— Task statement —
Gather up every line that includes the string "Heavy".

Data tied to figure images
- - - -

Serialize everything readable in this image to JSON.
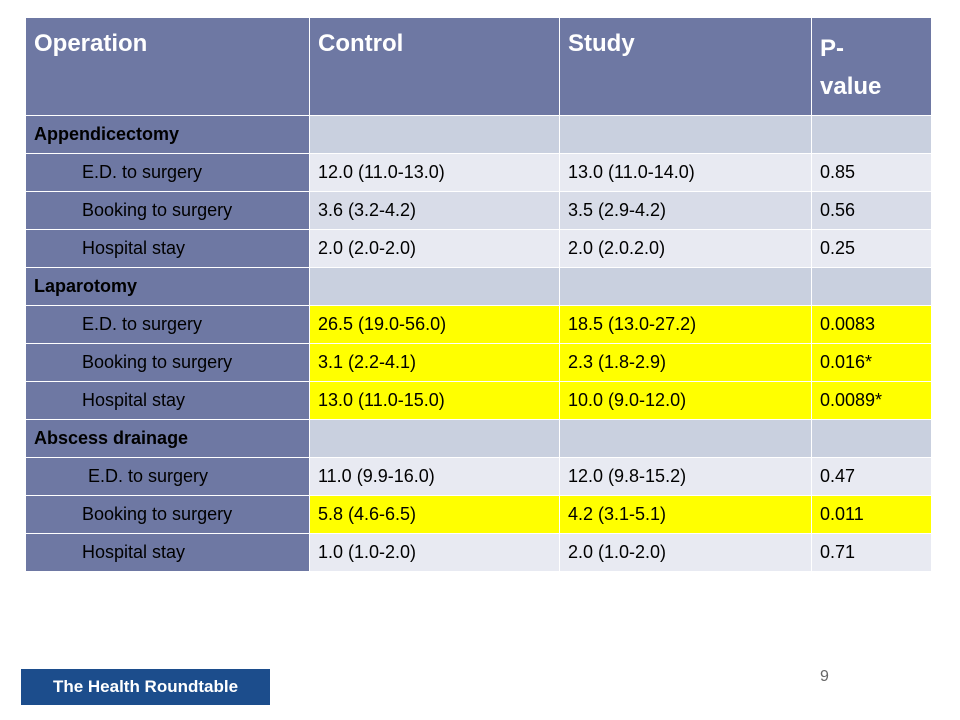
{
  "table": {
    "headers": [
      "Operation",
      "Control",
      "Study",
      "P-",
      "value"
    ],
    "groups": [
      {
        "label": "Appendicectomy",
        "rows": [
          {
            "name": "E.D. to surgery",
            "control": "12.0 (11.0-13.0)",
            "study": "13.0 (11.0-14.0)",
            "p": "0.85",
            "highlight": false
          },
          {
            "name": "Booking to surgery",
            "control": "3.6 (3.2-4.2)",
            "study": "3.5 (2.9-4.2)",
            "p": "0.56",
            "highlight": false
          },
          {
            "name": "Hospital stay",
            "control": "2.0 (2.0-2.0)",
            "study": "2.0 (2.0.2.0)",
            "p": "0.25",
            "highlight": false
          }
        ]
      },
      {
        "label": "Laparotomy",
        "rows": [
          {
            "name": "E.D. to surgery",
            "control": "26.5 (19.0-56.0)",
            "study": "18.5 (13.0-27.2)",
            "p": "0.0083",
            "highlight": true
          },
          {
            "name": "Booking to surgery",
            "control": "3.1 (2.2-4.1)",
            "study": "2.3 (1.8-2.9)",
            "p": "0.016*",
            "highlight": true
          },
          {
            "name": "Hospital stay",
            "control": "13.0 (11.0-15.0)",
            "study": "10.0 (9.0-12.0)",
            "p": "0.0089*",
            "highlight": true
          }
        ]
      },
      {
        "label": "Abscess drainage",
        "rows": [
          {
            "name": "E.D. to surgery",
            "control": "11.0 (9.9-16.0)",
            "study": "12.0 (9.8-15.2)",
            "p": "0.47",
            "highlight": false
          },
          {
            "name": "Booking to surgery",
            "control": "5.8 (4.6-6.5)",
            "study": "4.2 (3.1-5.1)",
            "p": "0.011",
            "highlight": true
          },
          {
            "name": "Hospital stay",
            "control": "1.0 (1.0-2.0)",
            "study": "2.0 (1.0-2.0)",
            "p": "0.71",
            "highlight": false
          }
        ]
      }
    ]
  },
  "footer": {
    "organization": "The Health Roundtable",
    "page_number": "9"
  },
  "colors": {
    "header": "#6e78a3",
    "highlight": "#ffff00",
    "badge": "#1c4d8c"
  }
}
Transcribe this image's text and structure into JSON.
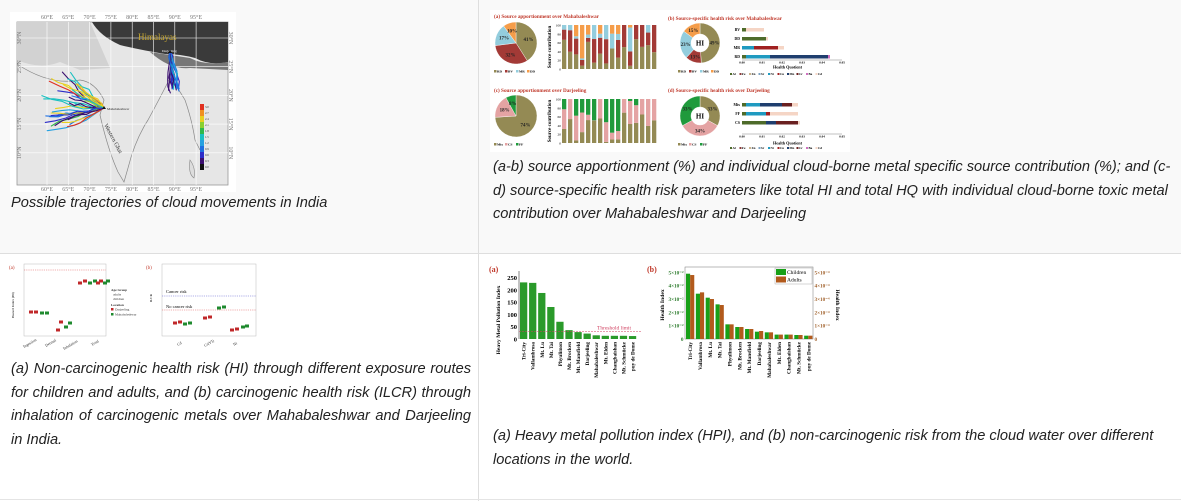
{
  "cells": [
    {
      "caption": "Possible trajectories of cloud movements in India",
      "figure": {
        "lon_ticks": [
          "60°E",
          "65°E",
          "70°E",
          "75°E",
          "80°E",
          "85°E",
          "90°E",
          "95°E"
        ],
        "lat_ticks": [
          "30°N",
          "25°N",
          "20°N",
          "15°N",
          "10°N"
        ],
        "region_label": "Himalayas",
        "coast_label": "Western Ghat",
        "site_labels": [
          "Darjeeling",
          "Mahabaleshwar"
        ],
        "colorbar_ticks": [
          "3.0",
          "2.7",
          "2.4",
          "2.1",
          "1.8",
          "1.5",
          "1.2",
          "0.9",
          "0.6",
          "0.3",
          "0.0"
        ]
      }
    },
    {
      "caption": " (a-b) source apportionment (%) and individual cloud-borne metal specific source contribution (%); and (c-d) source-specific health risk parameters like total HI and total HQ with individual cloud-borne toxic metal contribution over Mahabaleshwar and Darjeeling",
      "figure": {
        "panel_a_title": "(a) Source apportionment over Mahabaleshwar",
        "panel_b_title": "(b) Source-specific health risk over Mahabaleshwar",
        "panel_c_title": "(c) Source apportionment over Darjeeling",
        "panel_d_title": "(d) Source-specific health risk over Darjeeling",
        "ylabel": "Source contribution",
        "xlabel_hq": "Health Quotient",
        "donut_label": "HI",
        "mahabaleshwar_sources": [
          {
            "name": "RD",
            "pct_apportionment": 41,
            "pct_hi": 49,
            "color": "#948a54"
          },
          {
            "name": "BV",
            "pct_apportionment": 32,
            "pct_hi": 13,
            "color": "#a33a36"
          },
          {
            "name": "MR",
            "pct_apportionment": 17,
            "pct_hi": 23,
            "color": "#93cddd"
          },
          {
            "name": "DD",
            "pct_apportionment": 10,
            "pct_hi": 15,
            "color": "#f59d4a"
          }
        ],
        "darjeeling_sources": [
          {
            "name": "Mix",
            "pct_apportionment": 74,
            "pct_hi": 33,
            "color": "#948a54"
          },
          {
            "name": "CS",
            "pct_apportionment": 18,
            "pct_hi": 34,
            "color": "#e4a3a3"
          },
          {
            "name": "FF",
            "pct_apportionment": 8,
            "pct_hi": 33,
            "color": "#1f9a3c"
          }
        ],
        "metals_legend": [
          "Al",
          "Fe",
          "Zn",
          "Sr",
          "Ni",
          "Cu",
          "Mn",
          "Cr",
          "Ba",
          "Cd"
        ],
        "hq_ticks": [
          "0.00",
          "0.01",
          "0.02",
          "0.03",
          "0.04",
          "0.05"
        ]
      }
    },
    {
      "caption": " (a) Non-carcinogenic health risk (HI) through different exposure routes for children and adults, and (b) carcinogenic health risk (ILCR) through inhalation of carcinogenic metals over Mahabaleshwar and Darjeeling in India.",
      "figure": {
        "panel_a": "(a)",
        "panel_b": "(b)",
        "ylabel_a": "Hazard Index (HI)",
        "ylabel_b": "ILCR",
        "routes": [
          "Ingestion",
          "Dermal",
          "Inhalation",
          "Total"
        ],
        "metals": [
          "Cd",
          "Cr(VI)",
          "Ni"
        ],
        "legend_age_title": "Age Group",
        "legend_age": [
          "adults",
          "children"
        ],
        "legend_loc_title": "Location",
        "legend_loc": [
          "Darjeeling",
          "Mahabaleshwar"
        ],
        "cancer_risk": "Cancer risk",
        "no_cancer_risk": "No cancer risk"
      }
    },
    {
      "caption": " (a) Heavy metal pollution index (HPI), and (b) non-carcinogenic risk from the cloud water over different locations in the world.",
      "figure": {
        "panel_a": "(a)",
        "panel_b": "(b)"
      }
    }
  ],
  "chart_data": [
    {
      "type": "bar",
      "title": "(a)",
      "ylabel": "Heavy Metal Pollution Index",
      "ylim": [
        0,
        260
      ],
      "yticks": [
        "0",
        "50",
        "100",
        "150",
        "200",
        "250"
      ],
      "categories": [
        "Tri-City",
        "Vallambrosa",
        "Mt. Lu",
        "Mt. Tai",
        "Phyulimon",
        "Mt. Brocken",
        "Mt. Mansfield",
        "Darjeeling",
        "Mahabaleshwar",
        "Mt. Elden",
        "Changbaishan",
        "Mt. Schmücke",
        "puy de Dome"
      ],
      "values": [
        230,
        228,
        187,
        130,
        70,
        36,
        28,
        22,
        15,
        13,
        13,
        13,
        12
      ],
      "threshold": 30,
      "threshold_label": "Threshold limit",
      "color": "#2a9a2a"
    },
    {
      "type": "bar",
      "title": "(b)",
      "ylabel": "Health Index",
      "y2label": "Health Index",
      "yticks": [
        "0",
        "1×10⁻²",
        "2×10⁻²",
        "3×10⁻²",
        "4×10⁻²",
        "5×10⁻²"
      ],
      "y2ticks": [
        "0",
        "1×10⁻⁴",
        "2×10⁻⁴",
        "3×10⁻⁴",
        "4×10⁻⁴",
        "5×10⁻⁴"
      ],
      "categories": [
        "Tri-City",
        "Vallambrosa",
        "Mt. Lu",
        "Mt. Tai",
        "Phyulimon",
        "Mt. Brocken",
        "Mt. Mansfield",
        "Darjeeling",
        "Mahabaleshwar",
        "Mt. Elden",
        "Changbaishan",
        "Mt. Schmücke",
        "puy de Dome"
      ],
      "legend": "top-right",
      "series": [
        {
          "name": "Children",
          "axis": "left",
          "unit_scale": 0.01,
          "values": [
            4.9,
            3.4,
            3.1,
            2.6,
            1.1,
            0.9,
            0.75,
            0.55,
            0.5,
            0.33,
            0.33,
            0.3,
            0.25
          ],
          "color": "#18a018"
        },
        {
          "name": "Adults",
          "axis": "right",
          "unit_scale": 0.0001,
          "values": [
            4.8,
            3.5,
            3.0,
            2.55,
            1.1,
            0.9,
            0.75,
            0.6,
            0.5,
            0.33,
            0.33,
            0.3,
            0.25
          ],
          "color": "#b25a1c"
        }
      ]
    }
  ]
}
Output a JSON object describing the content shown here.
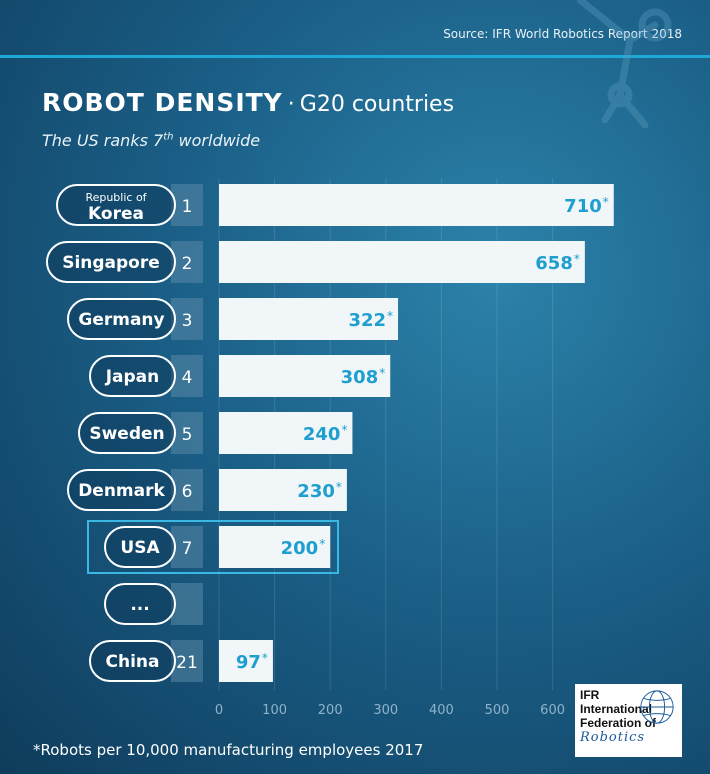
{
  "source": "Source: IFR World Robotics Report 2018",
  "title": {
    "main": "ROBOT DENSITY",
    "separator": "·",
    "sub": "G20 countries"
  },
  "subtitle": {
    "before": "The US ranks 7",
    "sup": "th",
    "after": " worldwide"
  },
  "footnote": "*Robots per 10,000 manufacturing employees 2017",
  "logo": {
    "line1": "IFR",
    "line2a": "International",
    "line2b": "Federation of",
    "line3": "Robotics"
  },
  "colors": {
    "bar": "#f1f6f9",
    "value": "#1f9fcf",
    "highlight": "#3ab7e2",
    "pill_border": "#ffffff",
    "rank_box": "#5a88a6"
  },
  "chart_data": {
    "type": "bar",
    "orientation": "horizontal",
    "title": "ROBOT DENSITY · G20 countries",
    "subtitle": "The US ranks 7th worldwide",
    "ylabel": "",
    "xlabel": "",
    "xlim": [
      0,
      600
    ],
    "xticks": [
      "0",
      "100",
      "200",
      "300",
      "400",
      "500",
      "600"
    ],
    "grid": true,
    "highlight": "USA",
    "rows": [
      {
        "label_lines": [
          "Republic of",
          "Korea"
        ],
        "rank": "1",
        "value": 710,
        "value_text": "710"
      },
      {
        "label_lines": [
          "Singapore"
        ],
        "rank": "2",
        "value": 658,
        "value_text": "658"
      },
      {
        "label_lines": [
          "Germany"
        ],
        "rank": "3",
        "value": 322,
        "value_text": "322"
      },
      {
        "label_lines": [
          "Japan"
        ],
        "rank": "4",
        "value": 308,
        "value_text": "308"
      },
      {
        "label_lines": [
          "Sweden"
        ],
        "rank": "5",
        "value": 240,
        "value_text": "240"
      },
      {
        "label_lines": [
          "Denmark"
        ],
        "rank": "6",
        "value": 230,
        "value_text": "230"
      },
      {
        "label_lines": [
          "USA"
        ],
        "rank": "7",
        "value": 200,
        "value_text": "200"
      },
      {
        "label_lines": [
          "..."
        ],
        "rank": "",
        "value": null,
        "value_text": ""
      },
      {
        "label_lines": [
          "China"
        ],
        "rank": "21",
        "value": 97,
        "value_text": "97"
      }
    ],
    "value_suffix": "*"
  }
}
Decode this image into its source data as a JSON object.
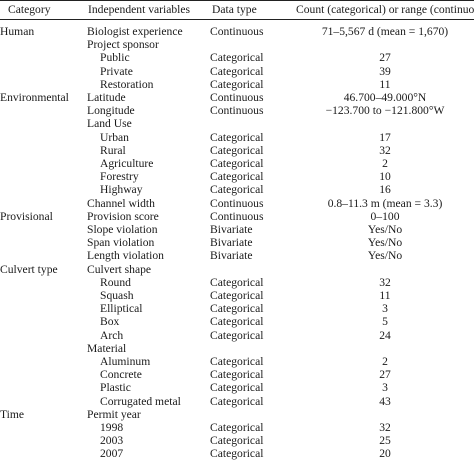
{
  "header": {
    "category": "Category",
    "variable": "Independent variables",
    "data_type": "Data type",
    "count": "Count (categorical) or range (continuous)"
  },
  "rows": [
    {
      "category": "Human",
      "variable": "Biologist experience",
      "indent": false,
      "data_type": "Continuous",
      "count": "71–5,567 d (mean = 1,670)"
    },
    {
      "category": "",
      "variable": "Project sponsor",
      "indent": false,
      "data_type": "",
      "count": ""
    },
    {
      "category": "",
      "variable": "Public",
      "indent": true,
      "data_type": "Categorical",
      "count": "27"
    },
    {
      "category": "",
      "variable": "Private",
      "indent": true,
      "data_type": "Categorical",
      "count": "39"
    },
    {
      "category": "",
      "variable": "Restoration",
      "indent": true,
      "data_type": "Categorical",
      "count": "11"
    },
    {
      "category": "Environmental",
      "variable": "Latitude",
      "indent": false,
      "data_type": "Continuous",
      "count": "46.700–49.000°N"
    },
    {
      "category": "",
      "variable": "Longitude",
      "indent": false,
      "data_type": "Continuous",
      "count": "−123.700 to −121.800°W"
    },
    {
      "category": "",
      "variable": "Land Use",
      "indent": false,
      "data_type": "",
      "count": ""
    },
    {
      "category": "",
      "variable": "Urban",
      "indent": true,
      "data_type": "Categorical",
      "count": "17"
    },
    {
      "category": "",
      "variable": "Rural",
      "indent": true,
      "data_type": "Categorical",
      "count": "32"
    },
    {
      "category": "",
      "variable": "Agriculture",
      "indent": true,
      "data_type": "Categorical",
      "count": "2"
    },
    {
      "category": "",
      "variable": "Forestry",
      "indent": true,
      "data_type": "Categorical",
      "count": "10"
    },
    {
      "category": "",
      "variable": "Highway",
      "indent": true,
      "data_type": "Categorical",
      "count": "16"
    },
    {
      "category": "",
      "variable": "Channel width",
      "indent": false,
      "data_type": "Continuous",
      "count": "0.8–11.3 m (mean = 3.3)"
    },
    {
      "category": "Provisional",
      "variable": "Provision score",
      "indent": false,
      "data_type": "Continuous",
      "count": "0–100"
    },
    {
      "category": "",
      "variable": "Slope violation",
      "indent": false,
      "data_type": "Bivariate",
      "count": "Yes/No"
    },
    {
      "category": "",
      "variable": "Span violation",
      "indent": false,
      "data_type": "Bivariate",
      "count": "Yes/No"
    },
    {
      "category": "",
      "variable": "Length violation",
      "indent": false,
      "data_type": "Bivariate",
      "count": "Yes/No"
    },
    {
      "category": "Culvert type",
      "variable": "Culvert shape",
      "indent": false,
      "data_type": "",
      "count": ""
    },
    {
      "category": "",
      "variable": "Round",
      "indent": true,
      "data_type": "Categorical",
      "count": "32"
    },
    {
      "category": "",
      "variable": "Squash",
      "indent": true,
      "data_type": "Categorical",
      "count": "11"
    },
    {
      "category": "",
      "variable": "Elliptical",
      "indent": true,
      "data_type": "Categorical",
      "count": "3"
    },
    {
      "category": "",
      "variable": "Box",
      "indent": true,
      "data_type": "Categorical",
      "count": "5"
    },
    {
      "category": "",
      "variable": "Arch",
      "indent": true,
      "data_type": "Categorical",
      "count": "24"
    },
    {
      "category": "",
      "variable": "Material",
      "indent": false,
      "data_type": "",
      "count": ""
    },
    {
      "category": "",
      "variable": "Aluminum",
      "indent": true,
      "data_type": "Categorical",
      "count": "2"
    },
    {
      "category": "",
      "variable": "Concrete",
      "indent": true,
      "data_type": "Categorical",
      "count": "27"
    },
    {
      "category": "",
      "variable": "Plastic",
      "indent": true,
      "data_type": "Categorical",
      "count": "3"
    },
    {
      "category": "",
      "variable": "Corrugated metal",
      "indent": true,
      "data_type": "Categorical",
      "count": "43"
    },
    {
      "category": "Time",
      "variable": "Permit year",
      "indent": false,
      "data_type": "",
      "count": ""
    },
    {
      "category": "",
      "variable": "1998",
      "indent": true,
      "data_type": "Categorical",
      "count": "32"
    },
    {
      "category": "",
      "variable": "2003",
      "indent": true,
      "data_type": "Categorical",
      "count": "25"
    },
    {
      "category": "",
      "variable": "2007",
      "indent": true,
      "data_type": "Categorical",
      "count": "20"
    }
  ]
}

- - - -

— Finished exercise —
      "caption": " (a) Heavy metal pollution index (HPI), and (b) non-carcinogenic risk from the cloud water over different locations in the world.",
      "ylabel": "Heavy Metal Pollution Index",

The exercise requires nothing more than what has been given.